• Listing:
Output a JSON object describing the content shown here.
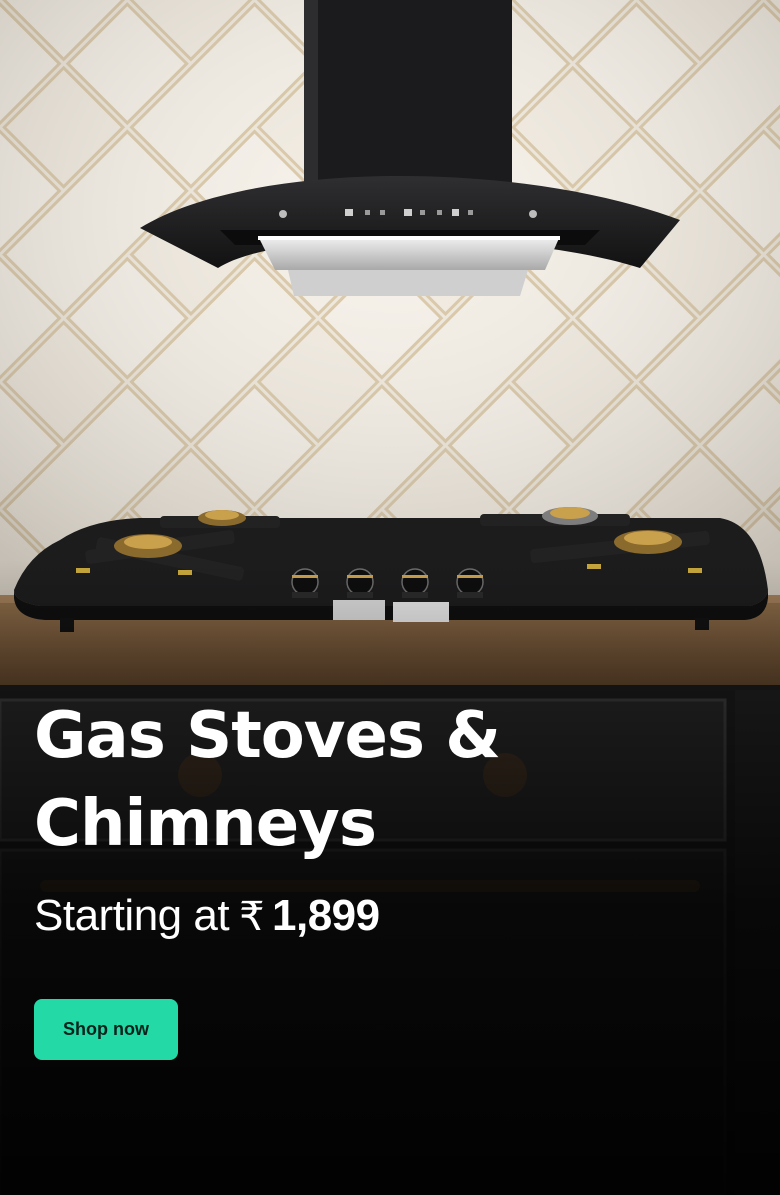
{
  "banner": {
    "headline": "Gas Stoves & Chimneys",
    "price_prefix": "Starting at",
    "currency_symbol": "₹",
    "price_value": "1,899",
    "cta_label": "Shop now"
  },
  "colors": {
    "cta_background": "#23d9a6",
    "cta_text": "#07231b",
    "headline_text": "#ffffff",
    "tile_wall": "#ece4d6",
    "countertop": "#7a5a3a",
    "cabinet": "#1b1b1b"
  },
  "icons": {
    "product_image": "chimney-and-gas-stove-photo"
  }
}
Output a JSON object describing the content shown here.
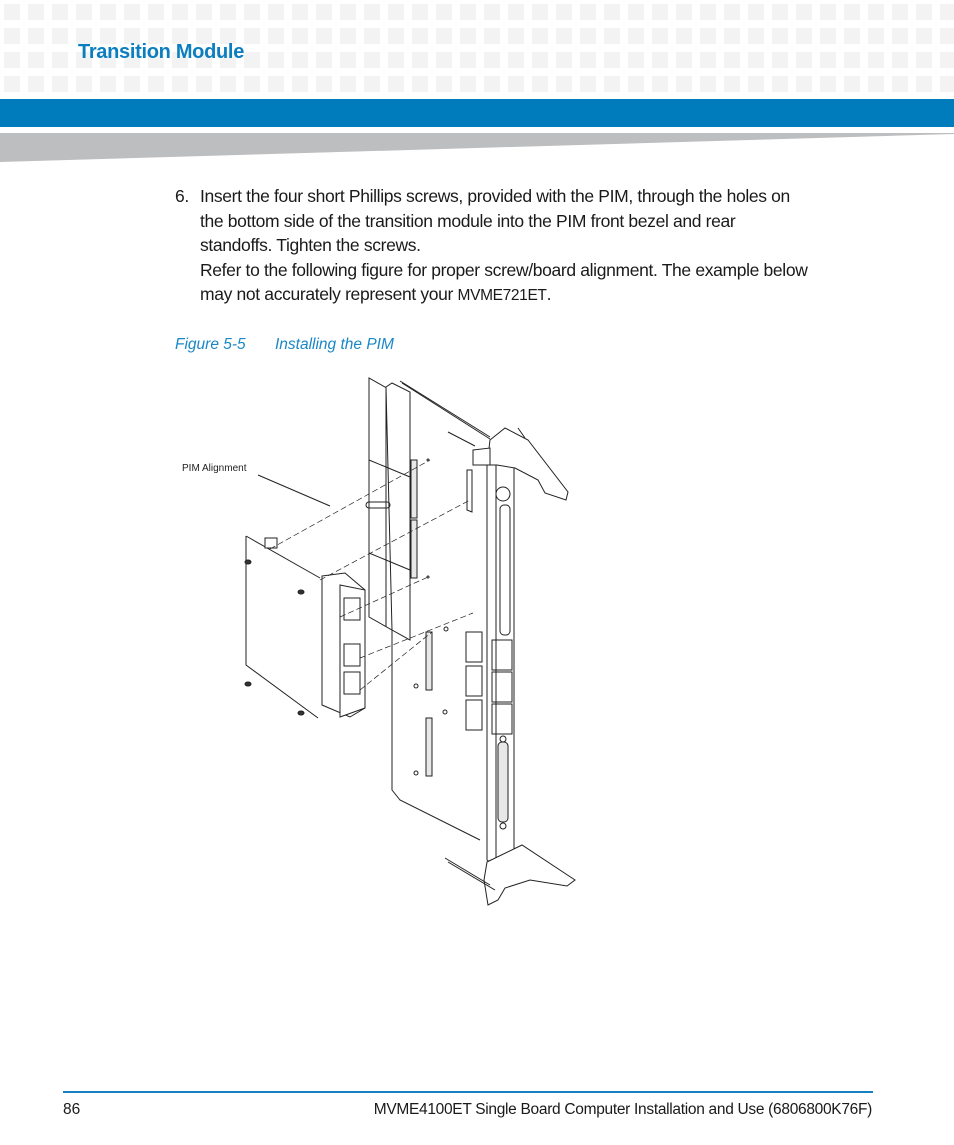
{
  "header": {
    "section_title": "Transition Module",
    "brand_colors": {
      "accent_blue": "#007cbd",
      "title_blue": "#0b7ec0",
      "wedge_grey": "#bdbec0",
      "grid_grey": "#f3f3f3"
    }
  },
  "step": {
    "number": "6.",
    "lines": [
      "Insert the four short Phillips screws, provided with the PIM, through the holes on",
      "the bottom side of the transition module into the PIM front bezel and rear",
      "standoffs. Tighten the screws.",
      "Refer to the following figure for proper screw/board alignment. The example below",
      "may not accurately represent your "
    ],
    "model": "MVME721ET",
    "end": "."
  },
  "figure": {
    "label": "Figure 5-5",
    "title": "Installing the PIM",
    "callout": "PIM  Alignment"
  },
  "footer": {
    "page_number": "86",
    "document_title": "MVME4100ET Single Board Computer Installation and Use (6806800K76F)"
  }
}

• Written instruction: Copy all the records above exactly, but leave out the pictures.

• Answer to this task:
Output a JSON object describing the content shown here.
{
  "banner": {
    "headline": "Gas Stoves & Chimneys",
    "price_prefix": "Starting at",
    "currency_symbol": "₹",
    "price_value": "1,899",
    "cta_label": "Shop now"
  },
  "colors": {
    "cta_background": "#23d9a6",
    "cta_text": "#07231b",
    "headline_text": "#ffffff",
    "tile_wall": "#ece4d6",
    "countertop": "#7a5a3a",
    "cabinet": "#1b1b1b"
  },
  "icons": {
    "product_image": "chimney-and-gas-stove-photo"
  }
}
Output a JSON object describing the content shown here.
{
  "header": {
    "section_title": "Transition Module",
    "brand_colors": {
      "accent_blue": "#007cbd",
      "title_blue": "#0b7ec0",
      "wedge_grey": "#bdbec0",
      "grid_grey": "#f3f3f3"
    }
  },
  "step": {
    "number": "6.",
    "lines": [
      "Insert the four short Phillips screws, provided with the PIM, through the holes on",
      "the bottom side of the transition module into the PIM front bezel and rear",
      "standoffs. Tighten the screws.",
      "Refer to the following figure for proper screw/board alignment. The example below",
      "may not accurately represent your "
    ],
    "model": "MVME721ET",
    "end": "."
  },
  "figure": {
    "label": "Figure 5-5",
    "title": "Installing the PIM",
    "callout": "PIM  Alignment"
  },
  "footer": {
    "page_number": "86",
    "document_title": "MVME4100ET Single Board Computer Installation and Use (6806800K76F)"
  }
}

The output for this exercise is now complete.